_Records about charts and figures_
★ ★ ★ ★ ★ ★ ★

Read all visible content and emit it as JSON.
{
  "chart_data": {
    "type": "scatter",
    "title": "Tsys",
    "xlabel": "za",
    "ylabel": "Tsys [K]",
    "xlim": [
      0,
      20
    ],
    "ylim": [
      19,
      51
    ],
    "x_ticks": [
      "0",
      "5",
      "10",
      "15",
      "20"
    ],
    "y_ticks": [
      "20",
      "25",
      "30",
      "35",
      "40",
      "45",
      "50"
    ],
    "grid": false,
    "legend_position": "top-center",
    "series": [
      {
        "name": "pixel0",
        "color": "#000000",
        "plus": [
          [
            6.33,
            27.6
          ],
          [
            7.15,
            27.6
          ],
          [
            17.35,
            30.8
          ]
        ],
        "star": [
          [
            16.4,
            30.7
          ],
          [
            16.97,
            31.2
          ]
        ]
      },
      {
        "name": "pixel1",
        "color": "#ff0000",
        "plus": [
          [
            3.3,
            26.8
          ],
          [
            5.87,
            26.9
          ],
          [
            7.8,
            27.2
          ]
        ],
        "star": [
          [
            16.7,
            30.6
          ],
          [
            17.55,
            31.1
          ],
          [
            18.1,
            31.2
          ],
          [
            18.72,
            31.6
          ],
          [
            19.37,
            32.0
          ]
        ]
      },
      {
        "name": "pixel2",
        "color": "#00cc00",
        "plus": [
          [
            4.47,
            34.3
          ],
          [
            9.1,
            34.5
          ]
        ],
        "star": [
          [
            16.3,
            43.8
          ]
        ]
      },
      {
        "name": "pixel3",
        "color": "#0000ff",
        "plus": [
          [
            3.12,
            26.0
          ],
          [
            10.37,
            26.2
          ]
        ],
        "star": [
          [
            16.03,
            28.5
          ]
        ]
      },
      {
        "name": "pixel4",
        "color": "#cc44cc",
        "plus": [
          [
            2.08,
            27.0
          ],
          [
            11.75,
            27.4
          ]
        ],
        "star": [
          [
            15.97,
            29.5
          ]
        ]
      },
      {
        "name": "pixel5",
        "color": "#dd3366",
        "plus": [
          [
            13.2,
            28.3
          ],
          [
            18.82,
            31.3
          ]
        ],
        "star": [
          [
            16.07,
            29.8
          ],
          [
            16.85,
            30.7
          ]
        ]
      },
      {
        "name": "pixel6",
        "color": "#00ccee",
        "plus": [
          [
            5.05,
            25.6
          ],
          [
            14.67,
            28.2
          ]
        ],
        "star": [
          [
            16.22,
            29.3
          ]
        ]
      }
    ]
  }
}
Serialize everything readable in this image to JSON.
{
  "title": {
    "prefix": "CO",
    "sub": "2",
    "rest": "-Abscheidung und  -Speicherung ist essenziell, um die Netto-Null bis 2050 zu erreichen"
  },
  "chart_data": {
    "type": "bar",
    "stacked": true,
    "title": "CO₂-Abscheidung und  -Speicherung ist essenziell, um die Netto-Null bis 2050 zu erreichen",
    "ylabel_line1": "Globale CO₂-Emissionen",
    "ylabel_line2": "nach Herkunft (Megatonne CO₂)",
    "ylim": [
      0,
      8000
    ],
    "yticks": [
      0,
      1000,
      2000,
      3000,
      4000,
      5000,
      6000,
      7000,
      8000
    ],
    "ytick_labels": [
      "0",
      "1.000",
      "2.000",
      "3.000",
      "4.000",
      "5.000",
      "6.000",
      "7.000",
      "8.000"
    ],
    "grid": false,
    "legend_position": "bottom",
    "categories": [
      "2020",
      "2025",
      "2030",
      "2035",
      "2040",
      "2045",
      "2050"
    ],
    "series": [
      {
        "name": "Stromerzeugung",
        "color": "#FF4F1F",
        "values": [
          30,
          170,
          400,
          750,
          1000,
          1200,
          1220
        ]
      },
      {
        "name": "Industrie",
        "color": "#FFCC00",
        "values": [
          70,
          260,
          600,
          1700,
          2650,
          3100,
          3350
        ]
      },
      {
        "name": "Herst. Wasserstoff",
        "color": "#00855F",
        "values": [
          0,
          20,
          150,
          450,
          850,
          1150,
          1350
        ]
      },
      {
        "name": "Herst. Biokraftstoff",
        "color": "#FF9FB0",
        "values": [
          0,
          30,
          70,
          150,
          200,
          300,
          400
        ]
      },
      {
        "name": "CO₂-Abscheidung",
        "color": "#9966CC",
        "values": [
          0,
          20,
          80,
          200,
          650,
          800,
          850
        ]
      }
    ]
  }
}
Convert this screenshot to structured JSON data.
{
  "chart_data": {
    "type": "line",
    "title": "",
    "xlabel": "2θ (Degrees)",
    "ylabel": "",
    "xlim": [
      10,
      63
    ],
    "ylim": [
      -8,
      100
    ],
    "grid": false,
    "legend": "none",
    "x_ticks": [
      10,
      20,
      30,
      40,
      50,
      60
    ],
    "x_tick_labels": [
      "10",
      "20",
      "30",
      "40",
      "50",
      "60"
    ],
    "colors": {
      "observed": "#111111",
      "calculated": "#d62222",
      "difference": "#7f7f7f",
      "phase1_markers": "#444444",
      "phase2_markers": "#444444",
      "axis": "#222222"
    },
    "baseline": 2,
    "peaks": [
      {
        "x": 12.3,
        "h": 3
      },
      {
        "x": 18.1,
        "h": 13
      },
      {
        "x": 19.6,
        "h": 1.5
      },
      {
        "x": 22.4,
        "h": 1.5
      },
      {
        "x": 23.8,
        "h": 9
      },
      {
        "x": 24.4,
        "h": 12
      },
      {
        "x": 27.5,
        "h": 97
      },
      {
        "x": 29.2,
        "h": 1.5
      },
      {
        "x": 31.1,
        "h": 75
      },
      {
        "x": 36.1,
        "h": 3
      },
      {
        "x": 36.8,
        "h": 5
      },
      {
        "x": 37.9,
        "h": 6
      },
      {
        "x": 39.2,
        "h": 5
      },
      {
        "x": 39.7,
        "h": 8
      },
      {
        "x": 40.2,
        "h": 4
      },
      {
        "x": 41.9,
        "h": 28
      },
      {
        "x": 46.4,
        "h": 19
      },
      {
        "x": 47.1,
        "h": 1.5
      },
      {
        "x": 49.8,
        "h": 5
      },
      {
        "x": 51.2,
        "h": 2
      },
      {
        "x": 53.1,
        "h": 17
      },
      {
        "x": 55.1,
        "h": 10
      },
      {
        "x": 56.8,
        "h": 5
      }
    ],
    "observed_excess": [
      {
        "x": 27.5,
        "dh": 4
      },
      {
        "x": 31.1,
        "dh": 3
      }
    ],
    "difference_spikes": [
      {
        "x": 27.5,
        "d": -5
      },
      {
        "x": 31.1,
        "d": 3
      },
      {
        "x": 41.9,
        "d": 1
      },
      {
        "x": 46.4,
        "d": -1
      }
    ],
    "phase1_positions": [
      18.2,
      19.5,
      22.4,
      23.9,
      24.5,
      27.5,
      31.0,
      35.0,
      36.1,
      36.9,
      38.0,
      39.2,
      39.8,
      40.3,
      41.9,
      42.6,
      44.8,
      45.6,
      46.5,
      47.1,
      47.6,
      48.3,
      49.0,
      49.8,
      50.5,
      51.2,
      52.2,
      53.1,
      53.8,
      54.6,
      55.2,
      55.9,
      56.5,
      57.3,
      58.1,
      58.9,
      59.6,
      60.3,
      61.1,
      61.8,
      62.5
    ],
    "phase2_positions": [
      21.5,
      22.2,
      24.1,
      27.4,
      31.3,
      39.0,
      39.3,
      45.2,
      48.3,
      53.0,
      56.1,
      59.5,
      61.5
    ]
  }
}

★ ★ ★ ★ ★ ★ ★

_Required task_
Copy all lines above containing the string "JSON".

_Solved problem_
Read all visible content and emit it as JSON.
Serialize everything readable in this image to JSON.
Convert this screenshot to structured JSON data.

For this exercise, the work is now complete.